• [What to do]: Scan the lines below for the string "vadelidir" and copy every one that has it.

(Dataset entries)

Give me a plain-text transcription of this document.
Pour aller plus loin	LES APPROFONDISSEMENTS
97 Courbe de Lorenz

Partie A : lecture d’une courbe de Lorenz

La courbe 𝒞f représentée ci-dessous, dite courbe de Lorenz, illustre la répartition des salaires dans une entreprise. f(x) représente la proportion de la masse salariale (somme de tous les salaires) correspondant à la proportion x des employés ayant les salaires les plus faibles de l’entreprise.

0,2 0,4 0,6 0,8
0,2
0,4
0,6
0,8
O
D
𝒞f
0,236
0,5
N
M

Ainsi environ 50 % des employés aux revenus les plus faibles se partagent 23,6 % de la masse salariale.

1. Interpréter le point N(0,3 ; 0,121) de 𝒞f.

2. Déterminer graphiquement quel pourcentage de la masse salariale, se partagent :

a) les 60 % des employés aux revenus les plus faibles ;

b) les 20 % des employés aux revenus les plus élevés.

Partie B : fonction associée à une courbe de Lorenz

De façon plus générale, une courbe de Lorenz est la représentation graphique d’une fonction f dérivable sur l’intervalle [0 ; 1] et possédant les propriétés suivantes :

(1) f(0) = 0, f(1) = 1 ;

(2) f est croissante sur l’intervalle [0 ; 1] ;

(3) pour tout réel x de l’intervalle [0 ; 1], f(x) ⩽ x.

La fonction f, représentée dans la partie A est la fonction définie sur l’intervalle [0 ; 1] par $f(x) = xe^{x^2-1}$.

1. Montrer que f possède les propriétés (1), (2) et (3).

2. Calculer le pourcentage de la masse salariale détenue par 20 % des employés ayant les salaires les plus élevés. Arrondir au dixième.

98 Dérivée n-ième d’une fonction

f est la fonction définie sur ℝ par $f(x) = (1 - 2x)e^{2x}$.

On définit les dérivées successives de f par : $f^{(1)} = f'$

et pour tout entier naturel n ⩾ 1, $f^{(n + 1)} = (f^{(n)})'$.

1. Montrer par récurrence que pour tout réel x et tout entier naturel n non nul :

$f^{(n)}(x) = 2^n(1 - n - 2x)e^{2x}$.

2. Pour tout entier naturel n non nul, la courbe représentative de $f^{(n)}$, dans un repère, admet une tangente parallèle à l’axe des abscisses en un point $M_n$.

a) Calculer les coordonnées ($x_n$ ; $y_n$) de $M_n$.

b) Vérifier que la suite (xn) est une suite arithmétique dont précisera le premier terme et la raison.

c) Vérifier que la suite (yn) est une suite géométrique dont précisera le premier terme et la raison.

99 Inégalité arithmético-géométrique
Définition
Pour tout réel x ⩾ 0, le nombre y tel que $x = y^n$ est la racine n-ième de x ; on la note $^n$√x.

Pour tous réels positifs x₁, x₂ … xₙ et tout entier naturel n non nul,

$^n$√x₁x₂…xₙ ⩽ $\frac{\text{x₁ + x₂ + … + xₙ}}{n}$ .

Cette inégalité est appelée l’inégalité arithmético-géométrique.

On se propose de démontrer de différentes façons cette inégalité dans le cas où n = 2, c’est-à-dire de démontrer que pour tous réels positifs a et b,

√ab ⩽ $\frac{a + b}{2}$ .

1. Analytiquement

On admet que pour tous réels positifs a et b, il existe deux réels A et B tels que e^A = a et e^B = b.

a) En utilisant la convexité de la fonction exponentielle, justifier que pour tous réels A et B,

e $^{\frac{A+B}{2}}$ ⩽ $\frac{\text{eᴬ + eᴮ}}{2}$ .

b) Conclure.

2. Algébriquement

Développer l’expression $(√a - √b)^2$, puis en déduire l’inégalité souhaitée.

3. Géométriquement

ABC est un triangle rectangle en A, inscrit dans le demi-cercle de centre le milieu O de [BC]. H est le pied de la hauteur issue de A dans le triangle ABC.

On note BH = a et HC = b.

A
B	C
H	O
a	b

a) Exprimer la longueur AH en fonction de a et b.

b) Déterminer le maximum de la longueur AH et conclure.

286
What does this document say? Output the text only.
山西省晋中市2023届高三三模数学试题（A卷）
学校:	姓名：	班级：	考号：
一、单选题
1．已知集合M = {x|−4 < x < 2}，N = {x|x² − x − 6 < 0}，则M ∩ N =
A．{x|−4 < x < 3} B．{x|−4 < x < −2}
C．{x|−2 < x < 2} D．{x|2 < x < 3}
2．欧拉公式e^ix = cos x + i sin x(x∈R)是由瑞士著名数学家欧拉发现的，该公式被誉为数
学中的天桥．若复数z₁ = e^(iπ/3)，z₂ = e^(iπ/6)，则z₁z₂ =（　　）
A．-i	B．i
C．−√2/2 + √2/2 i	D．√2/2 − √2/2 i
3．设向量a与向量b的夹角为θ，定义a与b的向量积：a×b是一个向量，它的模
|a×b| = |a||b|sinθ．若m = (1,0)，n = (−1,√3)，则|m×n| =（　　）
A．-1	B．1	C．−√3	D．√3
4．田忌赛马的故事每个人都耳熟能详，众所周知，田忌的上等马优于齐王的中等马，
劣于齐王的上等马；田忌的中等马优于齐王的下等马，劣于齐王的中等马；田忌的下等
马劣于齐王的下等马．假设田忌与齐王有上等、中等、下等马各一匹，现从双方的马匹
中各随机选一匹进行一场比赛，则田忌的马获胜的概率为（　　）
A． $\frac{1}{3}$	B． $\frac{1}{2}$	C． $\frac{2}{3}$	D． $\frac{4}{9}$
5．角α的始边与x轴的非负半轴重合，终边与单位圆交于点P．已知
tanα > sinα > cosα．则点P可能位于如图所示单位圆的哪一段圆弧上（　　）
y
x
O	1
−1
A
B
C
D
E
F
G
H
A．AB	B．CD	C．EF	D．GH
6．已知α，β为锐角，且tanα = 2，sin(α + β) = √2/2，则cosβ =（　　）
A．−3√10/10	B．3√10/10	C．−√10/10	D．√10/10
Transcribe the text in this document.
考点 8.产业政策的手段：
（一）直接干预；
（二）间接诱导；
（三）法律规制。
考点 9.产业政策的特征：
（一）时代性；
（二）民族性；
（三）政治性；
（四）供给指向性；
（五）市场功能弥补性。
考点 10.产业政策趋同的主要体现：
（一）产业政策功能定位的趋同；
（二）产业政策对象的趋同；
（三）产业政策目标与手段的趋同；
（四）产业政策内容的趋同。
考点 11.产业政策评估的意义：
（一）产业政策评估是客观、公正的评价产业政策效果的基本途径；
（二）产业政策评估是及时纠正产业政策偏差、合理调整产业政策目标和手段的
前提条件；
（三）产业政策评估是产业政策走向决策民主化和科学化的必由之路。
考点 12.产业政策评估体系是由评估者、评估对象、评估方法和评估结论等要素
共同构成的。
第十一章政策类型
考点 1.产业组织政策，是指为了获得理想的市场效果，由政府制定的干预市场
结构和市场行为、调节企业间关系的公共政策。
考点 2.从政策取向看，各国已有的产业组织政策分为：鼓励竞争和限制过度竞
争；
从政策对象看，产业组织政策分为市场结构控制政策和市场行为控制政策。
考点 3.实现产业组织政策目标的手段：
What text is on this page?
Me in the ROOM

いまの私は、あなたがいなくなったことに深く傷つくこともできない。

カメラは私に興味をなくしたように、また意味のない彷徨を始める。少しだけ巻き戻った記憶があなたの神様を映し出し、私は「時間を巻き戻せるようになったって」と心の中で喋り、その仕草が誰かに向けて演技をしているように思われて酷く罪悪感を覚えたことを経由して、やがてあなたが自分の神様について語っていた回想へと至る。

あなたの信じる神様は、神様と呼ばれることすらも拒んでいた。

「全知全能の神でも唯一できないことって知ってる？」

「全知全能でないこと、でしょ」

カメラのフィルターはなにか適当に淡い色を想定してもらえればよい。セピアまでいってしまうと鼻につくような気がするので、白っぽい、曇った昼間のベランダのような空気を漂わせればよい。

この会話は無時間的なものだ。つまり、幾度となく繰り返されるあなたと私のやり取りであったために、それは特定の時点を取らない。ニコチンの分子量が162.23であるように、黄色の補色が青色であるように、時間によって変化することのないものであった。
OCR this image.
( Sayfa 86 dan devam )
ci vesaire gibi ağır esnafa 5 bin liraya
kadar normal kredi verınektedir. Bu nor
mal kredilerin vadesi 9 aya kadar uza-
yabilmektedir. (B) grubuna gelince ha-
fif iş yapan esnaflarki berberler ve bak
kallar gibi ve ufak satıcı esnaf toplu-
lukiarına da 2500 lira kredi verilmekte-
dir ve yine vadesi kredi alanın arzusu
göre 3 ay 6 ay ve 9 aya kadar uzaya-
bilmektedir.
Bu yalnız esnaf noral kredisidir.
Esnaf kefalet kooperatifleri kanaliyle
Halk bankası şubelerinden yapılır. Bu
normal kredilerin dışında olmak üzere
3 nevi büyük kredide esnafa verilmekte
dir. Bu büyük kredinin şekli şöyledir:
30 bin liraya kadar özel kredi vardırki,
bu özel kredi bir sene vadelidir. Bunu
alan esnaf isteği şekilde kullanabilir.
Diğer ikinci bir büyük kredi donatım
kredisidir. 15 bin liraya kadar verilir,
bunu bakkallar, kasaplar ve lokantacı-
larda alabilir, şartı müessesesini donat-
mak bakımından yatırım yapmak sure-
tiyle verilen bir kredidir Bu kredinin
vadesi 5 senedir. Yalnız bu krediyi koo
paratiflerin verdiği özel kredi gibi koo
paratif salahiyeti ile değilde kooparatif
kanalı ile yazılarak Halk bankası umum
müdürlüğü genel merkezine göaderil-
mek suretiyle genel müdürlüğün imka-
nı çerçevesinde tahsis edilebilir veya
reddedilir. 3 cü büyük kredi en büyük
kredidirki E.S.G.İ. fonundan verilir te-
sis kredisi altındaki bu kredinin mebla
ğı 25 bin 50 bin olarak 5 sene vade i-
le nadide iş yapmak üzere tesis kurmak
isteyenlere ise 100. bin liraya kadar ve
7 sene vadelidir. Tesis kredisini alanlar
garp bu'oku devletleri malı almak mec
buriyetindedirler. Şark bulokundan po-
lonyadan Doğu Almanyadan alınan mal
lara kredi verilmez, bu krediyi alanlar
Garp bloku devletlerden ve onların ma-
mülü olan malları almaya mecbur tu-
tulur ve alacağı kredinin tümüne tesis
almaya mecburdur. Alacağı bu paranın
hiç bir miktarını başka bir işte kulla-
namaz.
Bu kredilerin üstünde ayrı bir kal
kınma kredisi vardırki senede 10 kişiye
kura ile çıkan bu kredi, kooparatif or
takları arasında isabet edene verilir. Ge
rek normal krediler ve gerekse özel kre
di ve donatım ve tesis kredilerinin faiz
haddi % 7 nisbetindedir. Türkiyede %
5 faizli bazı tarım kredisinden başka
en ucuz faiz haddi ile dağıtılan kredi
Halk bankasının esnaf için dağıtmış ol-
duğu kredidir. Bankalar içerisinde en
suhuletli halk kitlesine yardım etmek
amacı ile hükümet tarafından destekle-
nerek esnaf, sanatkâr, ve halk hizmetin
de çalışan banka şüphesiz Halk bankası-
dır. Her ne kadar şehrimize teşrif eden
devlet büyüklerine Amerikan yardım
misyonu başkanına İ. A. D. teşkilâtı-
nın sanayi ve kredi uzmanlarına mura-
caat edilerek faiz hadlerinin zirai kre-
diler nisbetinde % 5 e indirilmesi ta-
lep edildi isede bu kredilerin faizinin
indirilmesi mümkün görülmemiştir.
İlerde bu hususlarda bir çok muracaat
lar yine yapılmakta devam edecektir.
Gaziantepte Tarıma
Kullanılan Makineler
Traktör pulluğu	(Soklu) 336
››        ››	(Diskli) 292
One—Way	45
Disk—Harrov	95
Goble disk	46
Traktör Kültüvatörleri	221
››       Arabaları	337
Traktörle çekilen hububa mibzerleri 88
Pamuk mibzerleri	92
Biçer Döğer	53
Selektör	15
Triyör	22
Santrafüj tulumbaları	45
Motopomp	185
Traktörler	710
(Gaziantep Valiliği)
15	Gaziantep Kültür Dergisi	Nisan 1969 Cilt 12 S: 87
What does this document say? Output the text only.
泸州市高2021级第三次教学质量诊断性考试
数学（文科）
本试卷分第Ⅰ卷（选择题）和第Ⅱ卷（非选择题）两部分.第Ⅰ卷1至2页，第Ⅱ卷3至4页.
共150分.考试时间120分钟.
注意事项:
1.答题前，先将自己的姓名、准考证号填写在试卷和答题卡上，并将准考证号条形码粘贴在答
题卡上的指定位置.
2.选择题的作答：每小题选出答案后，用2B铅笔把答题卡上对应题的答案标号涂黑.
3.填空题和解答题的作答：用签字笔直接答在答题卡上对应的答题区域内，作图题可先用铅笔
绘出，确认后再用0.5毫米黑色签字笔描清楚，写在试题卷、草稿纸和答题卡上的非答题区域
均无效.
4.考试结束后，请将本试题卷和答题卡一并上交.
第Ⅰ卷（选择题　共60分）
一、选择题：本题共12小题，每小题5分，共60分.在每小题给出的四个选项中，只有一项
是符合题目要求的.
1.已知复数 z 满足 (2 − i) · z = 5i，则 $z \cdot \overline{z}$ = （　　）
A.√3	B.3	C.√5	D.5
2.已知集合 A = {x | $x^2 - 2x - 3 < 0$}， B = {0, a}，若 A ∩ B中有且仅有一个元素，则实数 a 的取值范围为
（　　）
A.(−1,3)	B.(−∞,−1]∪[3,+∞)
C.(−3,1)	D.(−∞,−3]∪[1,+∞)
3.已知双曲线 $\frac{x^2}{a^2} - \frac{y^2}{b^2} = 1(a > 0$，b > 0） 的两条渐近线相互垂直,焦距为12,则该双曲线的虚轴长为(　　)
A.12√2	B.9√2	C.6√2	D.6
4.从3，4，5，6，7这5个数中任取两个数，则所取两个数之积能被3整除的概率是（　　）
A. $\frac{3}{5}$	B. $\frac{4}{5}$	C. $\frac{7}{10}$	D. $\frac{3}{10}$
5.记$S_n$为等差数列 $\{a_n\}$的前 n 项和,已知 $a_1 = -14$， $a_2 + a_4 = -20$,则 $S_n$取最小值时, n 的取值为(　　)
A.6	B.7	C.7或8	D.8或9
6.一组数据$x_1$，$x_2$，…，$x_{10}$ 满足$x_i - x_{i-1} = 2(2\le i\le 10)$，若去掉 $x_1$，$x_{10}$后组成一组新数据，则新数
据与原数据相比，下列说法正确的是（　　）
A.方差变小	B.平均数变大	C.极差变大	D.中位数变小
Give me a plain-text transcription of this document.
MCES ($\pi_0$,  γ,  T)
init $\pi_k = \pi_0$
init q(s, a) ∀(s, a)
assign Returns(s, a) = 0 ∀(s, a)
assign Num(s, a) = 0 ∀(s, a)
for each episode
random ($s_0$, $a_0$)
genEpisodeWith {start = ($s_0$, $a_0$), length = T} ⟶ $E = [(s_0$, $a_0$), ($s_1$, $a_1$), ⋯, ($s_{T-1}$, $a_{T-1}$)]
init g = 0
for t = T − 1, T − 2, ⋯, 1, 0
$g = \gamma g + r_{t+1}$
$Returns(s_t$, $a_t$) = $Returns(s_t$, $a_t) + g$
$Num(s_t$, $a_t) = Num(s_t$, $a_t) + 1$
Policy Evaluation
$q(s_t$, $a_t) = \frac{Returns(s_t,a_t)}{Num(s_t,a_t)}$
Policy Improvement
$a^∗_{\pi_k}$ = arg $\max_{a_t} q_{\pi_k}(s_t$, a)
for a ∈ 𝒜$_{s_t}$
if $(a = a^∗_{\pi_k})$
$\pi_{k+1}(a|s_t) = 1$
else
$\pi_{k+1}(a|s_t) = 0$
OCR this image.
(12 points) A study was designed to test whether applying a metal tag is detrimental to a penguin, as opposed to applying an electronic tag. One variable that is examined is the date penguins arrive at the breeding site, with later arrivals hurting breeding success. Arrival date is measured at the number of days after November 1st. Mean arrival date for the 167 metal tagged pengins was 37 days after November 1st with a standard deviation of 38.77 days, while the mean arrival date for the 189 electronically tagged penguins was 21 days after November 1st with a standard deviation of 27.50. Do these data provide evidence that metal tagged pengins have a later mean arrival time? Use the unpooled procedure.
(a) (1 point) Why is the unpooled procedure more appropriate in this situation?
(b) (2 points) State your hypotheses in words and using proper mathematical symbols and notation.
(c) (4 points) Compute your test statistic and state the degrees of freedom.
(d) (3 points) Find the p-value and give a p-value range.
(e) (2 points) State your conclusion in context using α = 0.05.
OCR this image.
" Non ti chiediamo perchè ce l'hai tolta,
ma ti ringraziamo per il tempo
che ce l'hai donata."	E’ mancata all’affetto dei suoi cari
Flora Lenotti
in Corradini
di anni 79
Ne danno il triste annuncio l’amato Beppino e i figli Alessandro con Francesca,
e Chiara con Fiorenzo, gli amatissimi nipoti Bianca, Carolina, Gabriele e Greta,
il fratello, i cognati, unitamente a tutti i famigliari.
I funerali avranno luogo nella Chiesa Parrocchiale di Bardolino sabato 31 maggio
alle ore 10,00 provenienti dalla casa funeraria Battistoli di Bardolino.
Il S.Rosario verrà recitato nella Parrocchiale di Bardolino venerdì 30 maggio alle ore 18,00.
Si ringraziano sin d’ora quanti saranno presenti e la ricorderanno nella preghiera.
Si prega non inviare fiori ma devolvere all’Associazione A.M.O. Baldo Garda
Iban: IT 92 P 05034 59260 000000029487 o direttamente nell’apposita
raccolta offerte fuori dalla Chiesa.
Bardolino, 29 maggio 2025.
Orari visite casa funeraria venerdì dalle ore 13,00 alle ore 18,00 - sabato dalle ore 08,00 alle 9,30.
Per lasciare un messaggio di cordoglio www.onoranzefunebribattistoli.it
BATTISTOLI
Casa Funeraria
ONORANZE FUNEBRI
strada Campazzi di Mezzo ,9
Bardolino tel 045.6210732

• [Final result]:
bu özel kredi bir sene vadelidir. Bunu
7 sene vadelidir. Tesis kredisini alanlar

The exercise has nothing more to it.